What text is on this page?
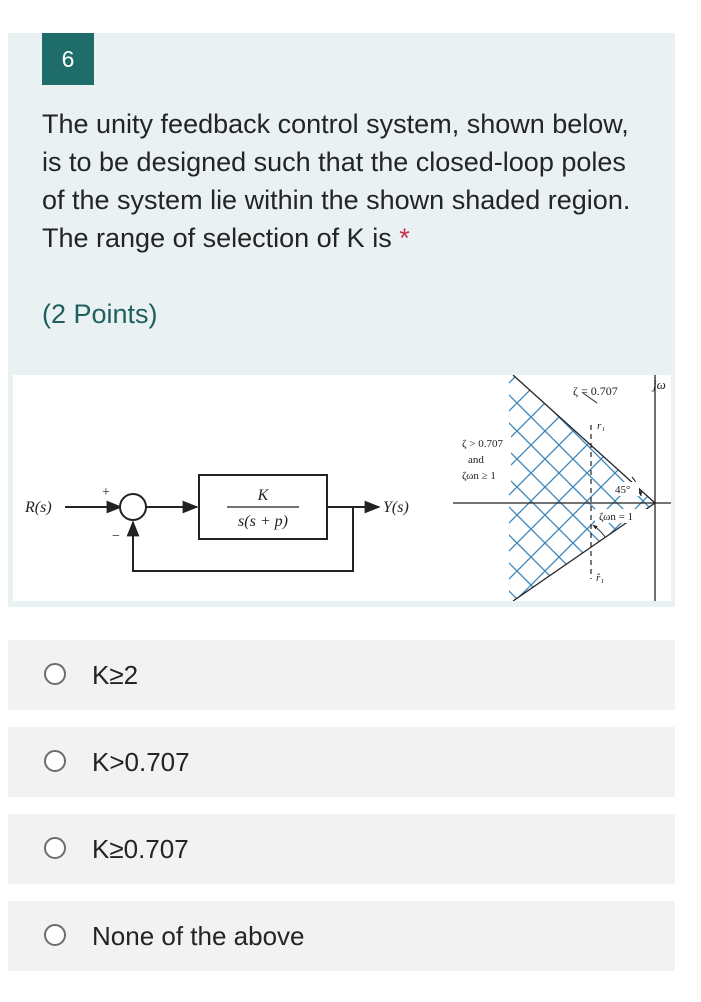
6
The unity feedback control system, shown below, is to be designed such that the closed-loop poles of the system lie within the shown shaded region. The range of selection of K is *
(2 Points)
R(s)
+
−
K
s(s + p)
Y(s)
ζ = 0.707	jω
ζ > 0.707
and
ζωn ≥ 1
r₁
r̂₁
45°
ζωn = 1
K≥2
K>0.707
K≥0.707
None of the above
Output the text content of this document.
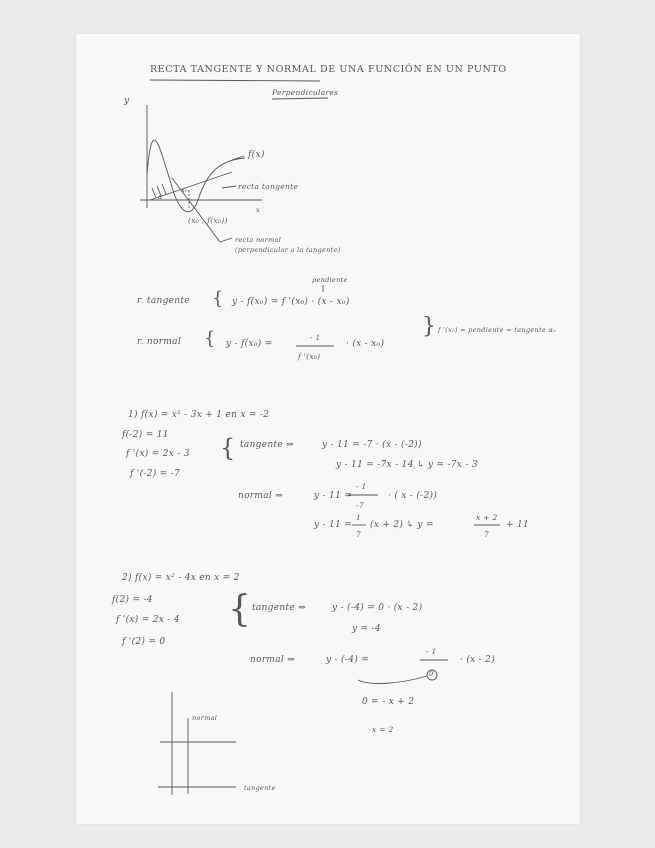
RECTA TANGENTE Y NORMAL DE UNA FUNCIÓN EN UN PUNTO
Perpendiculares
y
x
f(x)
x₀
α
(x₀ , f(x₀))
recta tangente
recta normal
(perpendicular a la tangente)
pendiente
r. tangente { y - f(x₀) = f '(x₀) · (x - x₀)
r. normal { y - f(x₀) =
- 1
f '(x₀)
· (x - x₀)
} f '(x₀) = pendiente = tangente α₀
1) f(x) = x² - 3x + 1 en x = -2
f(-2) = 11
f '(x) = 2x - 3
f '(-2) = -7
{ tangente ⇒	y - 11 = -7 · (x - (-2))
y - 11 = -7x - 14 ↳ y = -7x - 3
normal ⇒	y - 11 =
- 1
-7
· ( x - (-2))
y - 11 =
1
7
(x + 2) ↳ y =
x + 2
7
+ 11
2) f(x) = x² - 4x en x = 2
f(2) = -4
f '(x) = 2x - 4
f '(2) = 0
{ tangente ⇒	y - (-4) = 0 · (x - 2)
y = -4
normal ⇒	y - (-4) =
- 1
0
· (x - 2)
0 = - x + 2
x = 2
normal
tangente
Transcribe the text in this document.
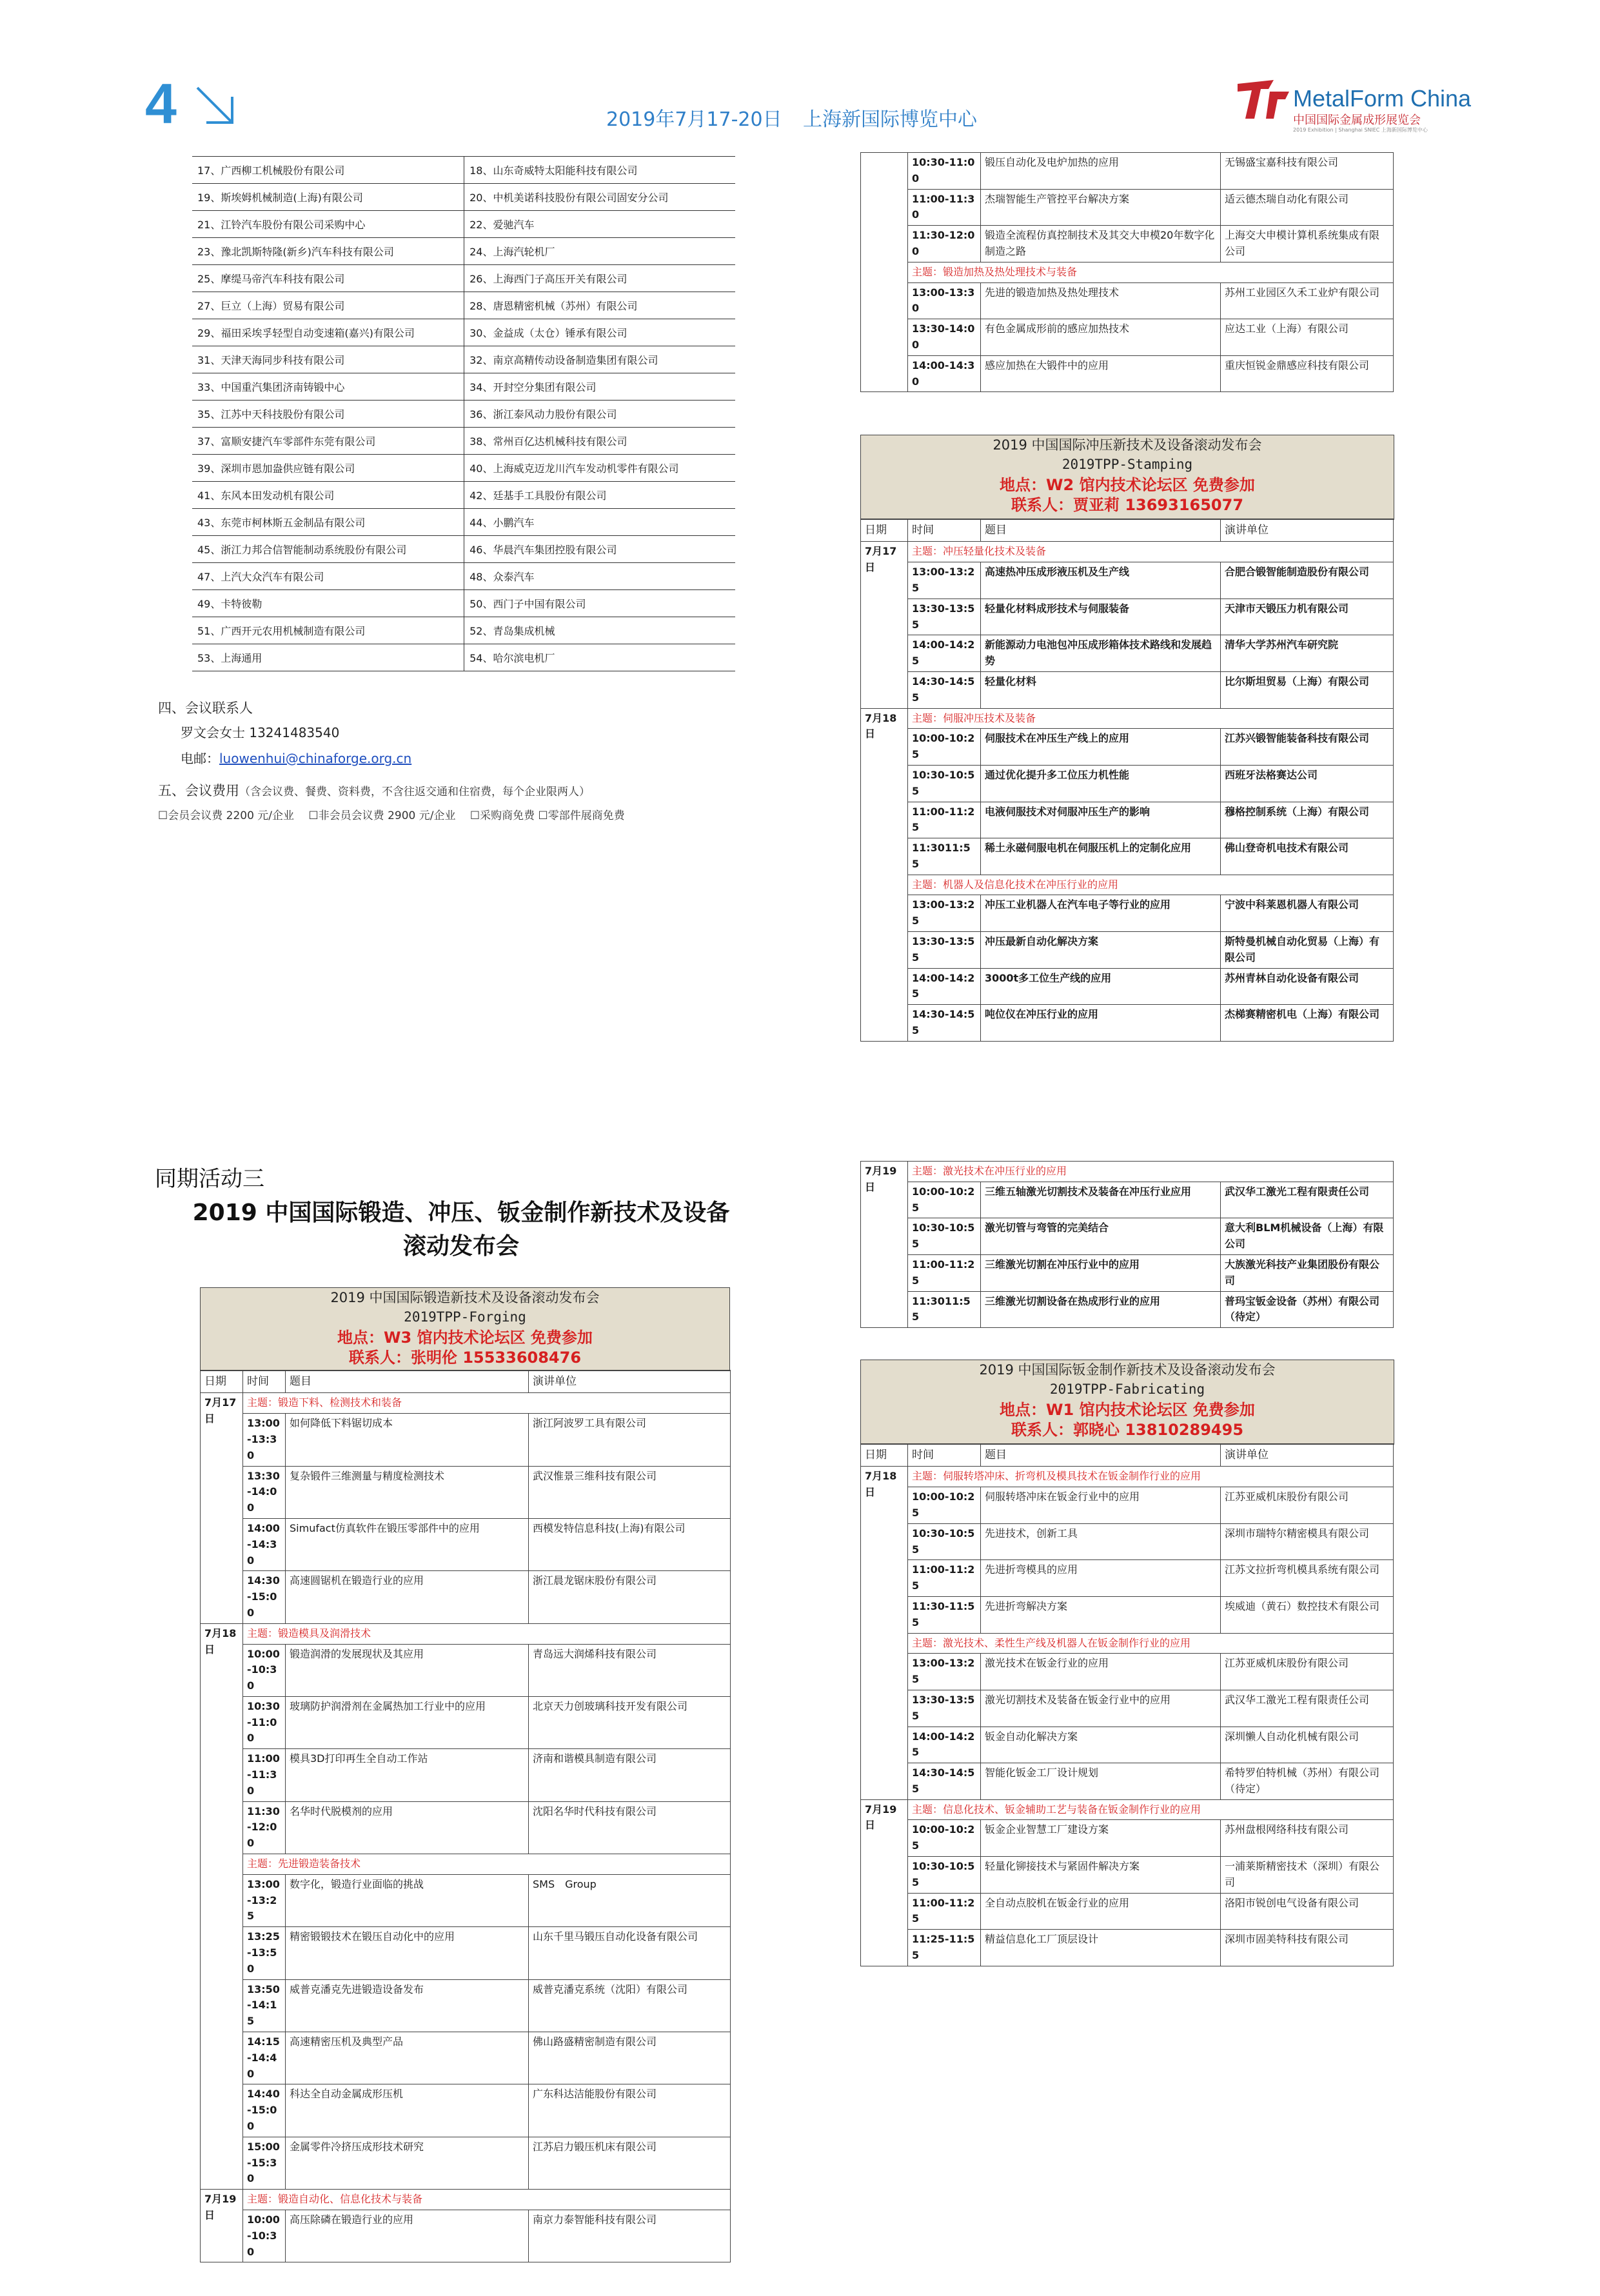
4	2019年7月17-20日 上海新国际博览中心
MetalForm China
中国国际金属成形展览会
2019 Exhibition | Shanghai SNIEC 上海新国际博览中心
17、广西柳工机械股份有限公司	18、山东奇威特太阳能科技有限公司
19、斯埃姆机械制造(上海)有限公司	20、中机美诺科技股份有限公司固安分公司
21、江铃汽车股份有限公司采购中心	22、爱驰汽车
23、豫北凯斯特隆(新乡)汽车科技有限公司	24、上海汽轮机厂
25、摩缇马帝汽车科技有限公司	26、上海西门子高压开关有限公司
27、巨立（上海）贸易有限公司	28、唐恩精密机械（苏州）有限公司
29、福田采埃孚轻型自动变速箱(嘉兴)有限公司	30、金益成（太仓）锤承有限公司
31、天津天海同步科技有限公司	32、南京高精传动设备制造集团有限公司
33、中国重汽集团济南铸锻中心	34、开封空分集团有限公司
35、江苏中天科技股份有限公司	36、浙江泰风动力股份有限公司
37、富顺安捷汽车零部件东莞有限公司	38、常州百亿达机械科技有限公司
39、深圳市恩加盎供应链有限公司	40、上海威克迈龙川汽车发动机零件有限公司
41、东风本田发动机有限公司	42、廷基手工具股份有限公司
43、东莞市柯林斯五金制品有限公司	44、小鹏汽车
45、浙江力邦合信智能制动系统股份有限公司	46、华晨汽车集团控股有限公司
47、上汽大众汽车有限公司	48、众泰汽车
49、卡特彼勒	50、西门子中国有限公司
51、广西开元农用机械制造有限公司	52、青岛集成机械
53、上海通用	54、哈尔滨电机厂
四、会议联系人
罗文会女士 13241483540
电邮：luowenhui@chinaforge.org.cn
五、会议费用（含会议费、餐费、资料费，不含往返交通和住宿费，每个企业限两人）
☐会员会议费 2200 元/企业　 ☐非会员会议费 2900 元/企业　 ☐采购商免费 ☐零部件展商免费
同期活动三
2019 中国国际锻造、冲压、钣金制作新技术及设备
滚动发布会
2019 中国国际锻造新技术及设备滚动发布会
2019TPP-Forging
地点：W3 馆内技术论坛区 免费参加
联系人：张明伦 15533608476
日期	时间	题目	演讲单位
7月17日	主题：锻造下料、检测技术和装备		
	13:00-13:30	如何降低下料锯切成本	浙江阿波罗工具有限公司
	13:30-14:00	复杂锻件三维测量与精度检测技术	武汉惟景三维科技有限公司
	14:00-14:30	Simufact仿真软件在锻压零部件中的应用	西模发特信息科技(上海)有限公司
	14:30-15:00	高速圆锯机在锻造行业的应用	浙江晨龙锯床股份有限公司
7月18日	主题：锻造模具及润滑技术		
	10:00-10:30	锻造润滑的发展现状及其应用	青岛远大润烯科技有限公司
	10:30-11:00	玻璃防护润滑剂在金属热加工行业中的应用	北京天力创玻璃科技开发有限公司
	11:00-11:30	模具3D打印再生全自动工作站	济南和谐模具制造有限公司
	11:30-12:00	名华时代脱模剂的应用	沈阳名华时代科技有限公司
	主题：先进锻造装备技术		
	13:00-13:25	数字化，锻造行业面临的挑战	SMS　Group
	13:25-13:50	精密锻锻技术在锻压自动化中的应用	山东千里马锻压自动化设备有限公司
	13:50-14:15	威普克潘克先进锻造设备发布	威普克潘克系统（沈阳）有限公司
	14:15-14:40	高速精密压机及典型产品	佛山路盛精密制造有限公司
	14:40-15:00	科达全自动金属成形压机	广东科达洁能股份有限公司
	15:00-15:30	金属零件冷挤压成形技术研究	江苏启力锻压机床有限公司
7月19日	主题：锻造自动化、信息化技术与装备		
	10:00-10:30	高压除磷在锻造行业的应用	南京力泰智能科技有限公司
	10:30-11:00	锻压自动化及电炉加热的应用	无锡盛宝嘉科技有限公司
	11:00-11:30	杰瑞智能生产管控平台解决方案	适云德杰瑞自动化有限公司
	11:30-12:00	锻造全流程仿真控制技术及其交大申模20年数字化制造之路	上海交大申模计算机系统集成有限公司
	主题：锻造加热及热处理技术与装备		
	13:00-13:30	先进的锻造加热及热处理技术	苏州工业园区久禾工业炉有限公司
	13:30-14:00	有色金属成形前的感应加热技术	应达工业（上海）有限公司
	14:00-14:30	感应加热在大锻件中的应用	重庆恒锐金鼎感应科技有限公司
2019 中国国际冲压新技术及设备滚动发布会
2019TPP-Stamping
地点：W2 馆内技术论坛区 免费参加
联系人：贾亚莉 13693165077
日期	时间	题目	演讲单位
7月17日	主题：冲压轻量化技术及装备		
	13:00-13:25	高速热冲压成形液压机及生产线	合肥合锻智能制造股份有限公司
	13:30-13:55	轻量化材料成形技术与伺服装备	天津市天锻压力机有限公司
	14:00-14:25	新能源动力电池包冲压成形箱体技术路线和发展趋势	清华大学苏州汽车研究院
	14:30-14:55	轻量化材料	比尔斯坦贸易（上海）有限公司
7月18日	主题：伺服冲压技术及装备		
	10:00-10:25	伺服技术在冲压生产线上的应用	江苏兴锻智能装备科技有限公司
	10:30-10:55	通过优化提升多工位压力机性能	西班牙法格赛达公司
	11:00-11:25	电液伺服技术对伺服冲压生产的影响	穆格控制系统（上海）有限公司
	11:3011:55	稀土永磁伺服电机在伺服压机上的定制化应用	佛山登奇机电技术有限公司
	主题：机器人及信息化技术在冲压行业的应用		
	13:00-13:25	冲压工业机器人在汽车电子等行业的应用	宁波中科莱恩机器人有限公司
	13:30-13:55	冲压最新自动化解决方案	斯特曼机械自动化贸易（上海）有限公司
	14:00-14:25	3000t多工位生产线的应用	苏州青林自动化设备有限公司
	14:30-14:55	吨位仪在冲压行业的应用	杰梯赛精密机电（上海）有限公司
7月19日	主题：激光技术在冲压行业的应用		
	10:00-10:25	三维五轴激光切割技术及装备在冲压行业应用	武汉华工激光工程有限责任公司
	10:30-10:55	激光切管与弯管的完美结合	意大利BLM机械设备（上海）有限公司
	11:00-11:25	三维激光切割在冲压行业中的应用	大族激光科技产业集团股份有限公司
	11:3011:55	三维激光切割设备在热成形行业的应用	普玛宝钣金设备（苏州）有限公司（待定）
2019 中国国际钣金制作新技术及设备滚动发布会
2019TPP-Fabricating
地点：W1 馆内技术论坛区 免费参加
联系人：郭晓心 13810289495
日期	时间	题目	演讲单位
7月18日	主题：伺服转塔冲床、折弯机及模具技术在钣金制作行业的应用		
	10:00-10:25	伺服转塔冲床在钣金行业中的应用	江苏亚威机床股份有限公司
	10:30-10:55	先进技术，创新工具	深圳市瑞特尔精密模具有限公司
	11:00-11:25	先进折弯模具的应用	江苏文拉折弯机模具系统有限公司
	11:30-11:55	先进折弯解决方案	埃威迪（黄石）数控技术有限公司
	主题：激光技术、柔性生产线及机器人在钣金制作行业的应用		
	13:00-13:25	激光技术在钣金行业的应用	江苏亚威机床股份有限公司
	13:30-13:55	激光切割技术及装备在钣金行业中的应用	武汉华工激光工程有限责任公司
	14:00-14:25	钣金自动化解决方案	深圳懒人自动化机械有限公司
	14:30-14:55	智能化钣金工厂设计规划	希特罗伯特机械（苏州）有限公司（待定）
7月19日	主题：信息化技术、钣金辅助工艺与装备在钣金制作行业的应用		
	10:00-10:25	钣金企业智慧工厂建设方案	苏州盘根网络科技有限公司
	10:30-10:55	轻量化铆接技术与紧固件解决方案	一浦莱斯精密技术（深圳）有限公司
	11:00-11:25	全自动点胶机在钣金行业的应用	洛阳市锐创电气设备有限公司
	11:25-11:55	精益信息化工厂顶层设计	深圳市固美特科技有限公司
____
--- Task goal ---
Search the records for the string "江苏亚威机床股份有限公司" and return every line in which it occurs.

--- Exercise output ---
	10:00-10:25	伺服转塔冲床在钣金行业中的应用	江苏亚威机床股份有限公司
	13:00-13:25	激光技术在钣金行业的应用	江苏亚威机床股份有限公司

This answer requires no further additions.